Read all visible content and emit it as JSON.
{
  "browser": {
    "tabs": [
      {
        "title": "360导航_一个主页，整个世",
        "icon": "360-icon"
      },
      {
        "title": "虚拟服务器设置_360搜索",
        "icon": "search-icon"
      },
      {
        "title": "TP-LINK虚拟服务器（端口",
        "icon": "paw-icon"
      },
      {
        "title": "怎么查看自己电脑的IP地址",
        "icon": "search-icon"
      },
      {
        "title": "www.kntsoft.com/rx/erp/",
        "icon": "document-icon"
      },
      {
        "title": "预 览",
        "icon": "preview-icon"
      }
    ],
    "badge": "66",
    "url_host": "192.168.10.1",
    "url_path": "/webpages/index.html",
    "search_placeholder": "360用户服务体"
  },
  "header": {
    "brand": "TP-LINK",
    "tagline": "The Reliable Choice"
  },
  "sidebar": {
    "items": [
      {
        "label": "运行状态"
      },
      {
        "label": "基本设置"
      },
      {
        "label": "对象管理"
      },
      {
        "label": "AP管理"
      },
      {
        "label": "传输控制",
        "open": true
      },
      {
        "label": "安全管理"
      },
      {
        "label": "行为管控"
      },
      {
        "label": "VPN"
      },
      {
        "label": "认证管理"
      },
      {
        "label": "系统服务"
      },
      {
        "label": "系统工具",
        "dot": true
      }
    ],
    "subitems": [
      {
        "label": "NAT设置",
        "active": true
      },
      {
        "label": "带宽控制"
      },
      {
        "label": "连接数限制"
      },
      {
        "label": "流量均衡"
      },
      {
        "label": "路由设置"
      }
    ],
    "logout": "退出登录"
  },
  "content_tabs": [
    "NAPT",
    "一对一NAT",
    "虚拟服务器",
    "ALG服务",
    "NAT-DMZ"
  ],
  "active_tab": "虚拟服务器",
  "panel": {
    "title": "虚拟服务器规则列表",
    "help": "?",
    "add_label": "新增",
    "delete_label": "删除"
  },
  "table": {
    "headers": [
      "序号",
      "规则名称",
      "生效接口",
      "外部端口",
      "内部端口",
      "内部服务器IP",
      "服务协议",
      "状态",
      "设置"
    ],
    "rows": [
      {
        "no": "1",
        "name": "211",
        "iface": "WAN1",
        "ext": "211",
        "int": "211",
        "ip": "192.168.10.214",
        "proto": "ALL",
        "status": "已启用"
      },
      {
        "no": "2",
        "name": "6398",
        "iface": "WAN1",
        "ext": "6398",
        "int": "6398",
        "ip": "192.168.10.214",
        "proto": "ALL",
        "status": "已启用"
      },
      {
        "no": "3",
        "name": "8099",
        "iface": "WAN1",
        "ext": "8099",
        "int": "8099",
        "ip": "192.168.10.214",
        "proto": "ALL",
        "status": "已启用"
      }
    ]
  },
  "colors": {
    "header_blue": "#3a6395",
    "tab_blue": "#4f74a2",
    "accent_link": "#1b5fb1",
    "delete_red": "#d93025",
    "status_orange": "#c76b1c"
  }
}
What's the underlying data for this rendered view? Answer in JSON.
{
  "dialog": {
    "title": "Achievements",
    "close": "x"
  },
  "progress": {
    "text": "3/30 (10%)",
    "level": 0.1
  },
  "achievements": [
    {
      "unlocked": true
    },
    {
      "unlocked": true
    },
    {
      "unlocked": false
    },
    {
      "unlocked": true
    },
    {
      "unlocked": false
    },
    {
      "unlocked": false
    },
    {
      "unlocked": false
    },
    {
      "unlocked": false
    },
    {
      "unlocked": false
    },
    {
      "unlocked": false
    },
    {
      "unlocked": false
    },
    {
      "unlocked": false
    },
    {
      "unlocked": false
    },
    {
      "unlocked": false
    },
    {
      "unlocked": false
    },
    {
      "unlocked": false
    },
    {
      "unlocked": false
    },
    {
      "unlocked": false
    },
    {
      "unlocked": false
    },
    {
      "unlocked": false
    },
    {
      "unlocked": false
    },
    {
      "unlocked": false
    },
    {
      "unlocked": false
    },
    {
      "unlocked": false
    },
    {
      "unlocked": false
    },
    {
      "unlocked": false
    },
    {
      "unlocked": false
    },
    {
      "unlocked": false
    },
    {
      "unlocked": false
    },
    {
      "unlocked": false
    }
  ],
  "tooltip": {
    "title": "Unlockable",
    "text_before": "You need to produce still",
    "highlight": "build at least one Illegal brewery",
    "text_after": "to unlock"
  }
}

** GIVEN TASK **
Give an exact copy of all the data shown above.

** WORKED ANSWER **
Read all visible content and emit it as JSON.
{
  "browser": {
    "tabs": [
      {
        "title": "360导航_一个主页，整个世",
        "icon": "360-icon"
      },
      {
        "title": "虚拟服务器设置_360搜索",
        "icon": "search-icon"
      },
      {
        "title": "TP-LINK虚拟服务器（端口",
        "icon": "paw-icon"
      },
      {
        "title": "怎么查看自己电脑的IP地址",
        "icon": "search-icon"
      },
      {
        "title": "www.kntsoft.com/rx/erp/",
        "icon": "document-icon"
      },
      {
        "title": "预 览",
        "icon": "preview-icon"
      }
    ],
    "badge": "66",
    "url_host": "192.168.10.1",
    "url_path": "/webpages/index.html",
    "search_placeholder": "360用户服务体"
  },
  "header": {
    "brand": "TP-LINK",
    "tagline": "The Reliable Choice"
  },
  "sidebar": {
    "items": [
      {
        "label": "运行状态"
      },
      {
        "label": "基本设置"
      },
      {
        "label": "对象管理"
      },
      {
        "label": "AP管理"
      },
      {
        "label": "传输控制",
        "open": true
      },
      {
        "label": "安全管理"
      },
      {
        "label": "行为管控"
      },
      {
        "label": "VPN"
      },
      {
        "label": "认证管理"
      },
      {
        "label": "系统服务"
      },
      {
        "label": "系统工具",
        "dot": true
      }
    ],
    "subitems": [
      {
        "label": "NAT设置",
        "active": true
      },
      {
        "label": "带宽控制"
      },
      {
        "label": "连接数限制"
      },
      {
        "label": "流量均衡"
      },
      {
        "label": "路由设置"
      }
    ],
    "logout": "退出登录"
  },
  "content_tabs": [
    "NAPT",
    "一对一NAT",
    "虚拟服务器",
    "ALG服务",
    "NAT-DMZ"
  ],
  "active_tab": "虚拟服务器",
  "panel": {
    "title": "虚拟服务器规则列表",
    "help": "?",
    "add_label": "新增",
    "delete_label": "删除"
  },
  "table": {
    "headers": [
      "序号",
      "规则名称",
      "生效接口",
      "外部端口",
      "内部端口",
      "内部服务器IP",
      "服务协议",
      "状态",
      "设置"
    ],
    "rows": [
      {
        "no": "1",
        "name": "211",
        "iface": "WAN1",
        "ext": "211",
        "int": "211",
        "ip": "192.168.10.214",
        "proto": "ALL",
        "status": "已启用"
      },
      {
        "no": "2",
        "name": "6398",
        "iface": "WAN1",
        "ext": "6398",
        "int": "6398",
        "ip": "192.168.10.214",
        "proto": "ALL",
        "status": "已启用"
      },
      {
        "no": "3",
        "name": "8099",
        "iface": "WAN1",
        "ext": "8099",
        "int": "8099",
        "ip": "192.168.10.214",
        "proto": "ALL",
        "status": "已启用"
      }
    ]
  },
  "colors": {
    "header_blue": "#3a6395",
    "tab_blue": "#4f74a2",
    "accent_link": "#1b5fb1",
    "delete_red": "#d93025",
    "status_orange": "#c76b1c"
  }
}
What's the underlying data for this rendered view? Answer in JSON.
{
  "dialog": {
    "title": "Achievements",
    "close": "x"
  },
  "progress": {
    "text": "3/30 (10%)",
    "level": 0.1
  },
  "achievements": [
    {
      "unlocked": true
    },
    {
      "unlocked": true
    },
    {
      "unlocked": false
    },
    {
      "unlocked": true
    },
    {
      "unlocked": false
    },
    {
      "unlocked": false
    },
    {
      "unlocked": false
    },
    {
      "unlocked": false
    },
    {
      "unlocked": false
    },
    {
      "unlocked": false
    },
    {
      "unlocked": false
    },
    {
      "unlocked": false
    },
    {
      "unlocked": false
    },
    {
      "unlocked": false
    },
    {
      "unlocked": false
    },
    {
      "unlocked": false
    },
    {
      "unlocked": false
    },
    {
      "unlocked": false
    },
    {
      "unlocked": false
    },
    {
      "unlocked": false
    },
    {
      "unlocked": false
    },
    {
      "unlocked": false
    },
    {
      "unlocked": false
    },
    {
      "unlocked": false
    },
    {
      "unlocked": false
    },
    {
      "unlocked": false
    },
    {
      "unlocked": false
    },
    {
      "unlocked": false
    },
    {
      "unlocked": false
    },
    {
      "unlocked": false
    }
  ],
  "tooltip": {
    "title": "Unlockable",
    "text_before": "You need to produce still",
    "highlight": "build at least one Illegal brewery",
    "text_after": "to unlock"
  }
}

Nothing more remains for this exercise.